-- GOAL OF THE EXERCISE --
Using the listing below, extract each line that has the word "name" in it.

|---|

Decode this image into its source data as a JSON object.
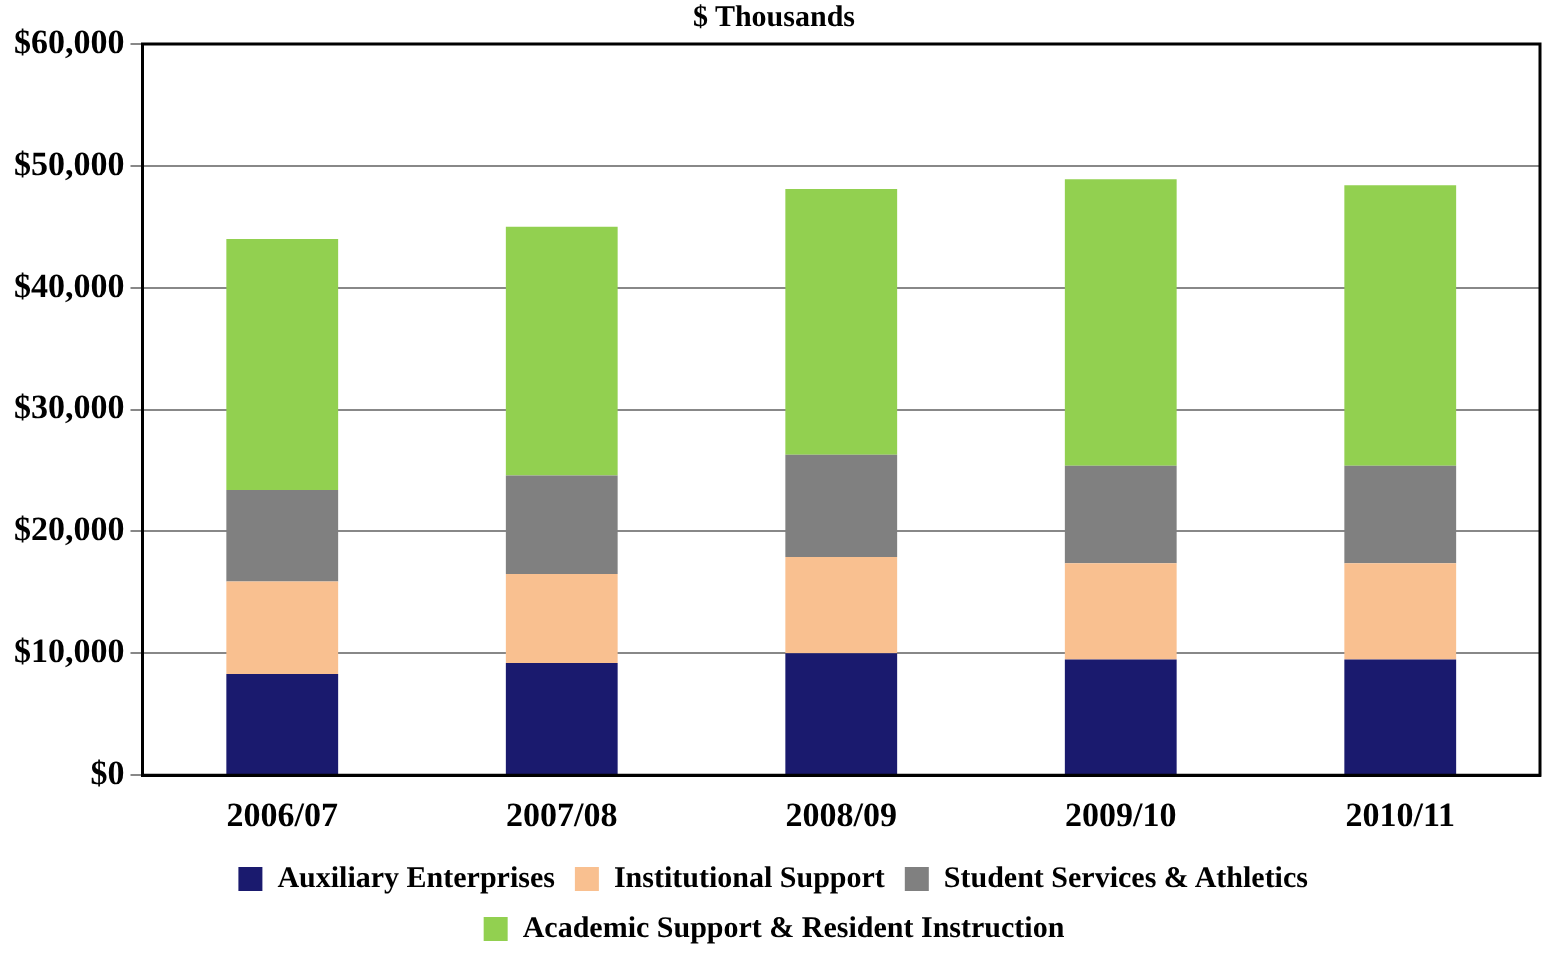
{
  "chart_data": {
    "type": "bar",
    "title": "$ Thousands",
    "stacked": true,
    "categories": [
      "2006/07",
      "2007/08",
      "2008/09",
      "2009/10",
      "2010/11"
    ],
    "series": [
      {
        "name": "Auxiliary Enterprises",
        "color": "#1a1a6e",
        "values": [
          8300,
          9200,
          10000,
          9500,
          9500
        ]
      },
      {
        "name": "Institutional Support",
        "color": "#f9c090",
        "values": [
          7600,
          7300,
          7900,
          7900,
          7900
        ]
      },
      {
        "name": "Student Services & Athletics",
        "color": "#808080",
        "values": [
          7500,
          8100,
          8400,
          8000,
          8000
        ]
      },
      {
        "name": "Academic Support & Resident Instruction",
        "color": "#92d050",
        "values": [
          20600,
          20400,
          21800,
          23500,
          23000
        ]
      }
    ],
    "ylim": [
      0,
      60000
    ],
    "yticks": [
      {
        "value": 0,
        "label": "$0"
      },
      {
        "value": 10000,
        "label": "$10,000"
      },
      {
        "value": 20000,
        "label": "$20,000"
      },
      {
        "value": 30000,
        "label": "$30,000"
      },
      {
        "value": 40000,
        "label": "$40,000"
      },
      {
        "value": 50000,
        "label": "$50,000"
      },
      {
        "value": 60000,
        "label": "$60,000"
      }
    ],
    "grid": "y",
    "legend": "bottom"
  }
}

|---|

-- SOLUTION TO THE PROBLEM --
        "name": "Auxiliary Enterprises",
        "name": "Institutional Support",
        "name": "Student Services & Athletics",
        "name": "Academic Support & Resident Instruction",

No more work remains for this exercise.